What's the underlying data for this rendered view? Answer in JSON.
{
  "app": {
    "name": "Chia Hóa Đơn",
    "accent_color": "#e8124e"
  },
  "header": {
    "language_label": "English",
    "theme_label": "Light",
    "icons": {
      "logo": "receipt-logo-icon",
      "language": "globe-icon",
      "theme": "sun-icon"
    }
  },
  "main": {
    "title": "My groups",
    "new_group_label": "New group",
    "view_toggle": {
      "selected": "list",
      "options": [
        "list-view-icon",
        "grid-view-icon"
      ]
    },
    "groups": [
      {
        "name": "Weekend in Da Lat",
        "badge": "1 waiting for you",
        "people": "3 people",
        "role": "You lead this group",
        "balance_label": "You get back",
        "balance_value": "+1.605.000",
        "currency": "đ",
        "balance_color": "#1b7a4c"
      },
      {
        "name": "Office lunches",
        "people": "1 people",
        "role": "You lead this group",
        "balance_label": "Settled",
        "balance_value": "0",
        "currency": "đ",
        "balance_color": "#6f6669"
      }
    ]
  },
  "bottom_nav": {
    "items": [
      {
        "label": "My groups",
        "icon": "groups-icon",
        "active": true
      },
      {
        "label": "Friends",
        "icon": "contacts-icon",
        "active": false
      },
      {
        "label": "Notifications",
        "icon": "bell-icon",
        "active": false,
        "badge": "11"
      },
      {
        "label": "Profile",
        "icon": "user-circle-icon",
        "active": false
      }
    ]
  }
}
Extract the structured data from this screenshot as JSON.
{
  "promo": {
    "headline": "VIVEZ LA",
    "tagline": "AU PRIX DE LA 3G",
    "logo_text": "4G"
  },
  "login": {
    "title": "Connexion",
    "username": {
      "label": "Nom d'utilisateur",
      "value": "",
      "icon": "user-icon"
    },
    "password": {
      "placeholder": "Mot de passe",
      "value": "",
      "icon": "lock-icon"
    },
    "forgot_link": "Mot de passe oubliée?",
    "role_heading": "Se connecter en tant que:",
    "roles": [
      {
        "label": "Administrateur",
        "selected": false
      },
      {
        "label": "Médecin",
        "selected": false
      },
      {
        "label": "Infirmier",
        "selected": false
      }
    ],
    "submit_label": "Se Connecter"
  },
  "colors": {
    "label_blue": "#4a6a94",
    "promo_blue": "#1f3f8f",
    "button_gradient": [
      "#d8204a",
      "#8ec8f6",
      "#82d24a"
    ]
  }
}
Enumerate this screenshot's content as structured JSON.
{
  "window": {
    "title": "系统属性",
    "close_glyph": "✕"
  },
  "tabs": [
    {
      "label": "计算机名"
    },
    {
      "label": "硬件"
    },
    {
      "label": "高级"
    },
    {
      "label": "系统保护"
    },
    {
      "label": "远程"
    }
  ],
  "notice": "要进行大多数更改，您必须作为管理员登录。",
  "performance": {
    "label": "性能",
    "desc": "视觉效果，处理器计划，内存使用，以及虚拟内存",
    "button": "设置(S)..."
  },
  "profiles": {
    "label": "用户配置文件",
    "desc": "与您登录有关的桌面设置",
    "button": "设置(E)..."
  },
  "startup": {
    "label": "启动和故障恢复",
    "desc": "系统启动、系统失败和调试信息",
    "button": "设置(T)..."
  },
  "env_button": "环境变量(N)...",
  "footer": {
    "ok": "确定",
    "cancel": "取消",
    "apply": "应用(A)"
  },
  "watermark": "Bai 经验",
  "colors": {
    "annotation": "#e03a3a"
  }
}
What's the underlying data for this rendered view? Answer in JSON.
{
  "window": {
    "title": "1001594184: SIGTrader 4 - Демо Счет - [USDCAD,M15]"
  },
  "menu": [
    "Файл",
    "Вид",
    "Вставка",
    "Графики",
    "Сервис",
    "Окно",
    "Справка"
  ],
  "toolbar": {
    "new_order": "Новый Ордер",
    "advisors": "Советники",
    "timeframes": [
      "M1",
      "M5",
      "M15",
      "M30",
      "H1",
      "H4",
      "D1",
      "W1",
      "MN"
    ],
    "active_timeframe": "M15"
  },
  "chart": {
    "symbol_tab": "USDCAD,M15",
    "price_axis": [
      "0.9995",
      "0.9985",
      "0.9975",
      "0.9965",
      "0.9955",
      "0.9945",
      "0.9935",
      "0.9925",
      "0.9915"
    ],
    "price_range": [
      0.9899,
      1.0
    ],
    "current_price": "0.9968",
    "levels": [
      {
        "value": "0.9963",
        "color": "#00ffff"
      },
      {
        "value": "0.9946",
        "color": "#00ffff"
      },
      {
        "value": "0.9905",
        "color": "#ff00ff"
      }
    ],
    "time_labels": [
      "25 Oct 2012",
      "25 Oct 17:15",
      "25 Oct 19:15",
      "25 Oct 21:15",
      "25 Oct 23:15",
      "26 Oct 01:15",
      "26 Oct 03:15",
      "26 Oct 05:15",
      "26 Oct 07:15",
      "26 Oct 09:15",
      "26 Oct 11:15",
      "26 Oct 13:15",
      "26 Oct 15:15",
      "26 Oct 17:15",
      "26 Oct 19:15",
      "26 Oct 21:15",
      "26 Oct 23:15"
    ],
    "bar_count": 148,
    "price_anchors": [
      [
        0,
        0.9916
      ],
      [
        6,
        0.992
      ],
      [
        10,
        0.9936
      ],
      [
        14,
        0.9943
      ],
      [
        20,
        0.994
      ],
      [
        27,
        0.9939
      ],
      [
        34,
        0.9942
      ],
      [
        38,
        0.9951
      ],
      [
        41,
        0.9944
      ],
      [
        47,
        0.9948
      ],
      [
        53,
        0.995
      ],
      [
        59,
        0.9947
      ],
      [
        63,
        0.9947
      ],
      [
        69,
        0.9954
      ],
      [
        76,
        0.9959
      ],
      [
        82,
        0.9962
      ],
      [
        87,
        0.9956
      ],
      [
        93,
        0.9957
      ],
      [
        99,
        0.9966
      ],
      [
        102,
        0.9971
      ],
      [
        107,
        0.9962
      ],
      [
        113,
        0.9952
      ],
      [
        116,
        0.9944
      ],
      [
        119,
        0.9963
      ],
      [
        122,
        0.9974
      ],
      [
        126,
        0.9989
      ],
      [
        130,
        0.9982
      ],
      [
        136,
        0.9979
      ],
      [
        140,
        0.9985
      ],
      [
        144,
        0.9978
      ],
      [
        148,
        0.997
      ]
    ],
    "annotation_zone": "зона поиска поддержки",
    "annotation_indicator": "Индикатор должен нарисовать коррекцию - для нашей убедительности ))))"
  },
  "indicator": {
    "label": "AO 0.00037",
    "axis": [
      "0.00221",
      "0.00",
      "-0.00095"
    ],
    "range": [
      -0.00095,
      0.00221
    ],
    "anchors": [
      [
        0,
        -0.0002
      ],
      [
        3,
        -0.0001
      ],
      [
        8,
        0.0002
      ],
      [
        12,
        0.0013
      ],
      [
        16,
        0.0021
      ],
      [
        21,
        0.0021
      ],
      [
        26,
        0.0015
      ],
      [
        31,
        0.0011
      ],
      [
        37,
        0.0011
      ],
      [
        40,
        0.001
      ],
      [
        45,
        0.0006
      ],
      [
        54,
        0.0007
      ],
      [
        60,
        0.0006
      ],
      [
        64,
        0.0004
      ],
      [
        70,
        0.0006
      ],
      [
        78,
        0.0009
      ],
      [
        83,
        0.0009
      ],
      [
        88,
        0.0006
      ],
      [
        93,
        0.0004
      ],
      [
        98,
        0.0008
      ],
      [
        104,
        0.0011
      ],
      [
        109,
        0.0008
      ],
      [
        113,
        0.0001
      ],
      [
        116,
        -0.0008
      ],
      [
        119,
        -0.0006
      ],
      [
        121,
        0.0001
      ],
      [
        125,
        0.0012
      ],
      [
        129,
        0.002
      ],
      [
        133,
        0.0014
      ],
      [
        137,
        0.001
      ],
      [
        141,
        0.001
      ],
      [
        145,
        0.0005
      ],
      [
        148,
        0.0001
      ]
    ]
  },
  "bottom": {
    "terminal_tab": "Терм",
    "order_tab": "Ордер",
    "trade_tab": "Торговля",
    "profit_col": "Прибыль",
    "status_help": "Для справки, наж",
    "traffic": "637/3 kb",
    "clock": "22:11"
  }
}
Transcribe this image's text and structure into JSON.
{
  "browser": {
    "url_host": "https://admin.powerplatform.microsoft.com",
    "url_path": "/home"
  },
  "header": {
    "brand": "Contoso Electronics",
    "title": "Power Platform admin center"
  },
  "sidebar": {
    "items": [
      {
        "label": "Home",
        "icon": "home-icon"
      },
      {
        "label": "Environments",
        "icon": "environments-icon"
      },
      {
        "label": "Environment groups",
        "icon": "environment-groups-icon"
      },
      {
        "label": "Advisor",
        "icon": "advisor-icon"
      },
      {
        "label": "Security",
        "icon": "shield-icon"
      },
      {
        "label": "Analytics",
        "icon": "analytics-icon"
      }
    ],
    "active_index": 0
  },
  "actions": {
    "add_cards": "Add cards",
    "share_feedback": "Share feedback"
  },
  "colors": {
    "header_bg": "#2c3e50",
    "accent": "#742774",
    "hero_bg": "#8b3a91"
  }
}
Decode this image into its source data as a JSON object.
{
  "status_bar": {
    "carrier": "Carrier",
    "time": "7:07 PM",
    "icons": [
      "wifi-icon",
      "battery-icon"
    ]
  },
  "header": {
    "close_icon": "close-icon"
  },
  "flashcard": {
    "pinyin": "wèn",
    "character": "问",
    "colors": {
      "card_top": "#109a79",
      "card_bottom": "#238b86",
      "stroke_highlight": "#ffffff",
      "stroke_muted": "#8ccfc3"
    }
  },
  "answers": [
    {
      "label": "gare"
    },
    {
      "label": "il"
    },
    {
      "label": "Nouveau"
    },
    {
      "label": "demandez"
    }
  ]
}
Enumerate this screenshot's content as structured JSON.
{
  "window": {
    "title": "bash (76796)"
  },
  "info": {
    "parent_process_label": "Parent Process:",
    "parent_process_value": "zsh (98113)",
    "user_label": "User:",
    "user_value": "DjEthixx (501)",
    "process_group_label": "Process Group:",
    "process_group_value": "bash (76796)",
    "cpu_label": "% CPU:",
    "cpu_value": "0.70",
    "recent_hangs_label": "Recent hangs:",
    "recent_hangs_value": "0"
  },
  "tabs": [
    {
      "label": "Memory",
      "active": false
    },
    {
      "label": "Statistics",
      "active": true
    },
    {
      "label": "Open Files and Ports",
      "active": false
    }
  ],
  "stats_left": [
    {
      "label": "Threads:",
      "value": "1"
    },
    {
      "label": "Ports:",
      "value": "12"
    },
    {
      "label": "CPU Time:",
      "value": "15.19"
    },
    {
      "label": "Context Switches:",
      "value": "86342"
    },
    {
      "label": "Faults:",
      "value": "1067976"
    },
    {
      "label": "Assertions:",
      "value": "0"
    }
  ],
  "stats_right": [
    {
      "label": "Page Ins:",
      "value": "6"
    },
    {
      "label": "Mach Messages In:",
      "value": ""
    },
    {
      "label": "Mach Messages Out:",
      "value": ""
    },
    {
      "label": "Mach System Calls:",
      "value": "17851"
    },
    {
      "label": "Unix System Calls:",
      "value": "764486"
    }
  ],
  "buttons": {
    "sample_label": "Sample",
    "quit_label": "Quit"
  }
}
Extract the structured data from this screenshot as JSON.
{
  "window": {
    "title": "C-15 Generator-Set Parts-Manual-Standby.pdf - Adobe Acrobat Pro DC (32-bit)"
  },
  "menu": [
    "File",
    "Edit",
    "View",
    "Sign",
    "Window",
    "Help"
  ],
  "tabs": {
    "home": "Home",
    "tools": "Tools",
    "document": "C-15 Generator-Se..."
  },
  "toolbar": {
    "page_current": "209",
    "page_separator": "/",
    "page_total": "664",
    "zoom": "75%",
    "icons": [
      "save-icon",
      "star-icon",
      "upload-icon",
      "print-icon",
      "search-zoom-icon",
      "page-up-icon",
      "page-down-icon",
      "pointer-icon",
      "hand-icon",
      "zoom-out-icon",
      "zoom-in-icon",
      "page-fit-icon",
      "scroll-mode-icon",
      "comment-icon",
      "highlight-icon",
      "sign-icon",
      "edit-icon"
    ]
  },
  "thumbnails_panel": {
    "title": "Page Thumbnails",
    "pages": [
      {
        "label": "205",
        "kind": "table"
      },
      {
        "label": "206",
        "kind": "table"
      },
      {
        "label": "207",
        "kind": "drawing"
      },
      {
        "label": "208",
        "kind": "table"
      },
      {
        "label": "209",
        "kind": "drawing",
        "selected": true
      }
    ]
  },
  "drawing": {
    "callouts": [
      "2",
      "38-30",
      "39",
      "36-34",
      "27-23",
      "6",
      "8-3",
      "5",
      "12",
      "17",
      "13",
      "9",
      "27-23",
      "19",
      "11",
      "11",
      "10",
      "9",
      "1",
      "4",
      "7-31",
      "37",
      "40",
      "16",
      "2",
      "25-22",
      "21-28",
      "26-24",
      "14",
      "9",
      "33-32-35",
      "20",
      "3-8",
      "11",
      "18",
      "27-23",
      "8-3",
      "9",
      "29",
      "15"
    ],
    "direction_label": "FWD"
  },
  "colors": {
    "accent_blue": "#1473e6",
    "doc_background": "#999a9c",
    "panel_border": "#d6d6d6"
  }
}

-=-=-

_Task objective_
Return every line containing "passe".

_Complete answer_
      "placeholder": "Mot de passe",
    "forgot_link": "Mot de passe oubliée?",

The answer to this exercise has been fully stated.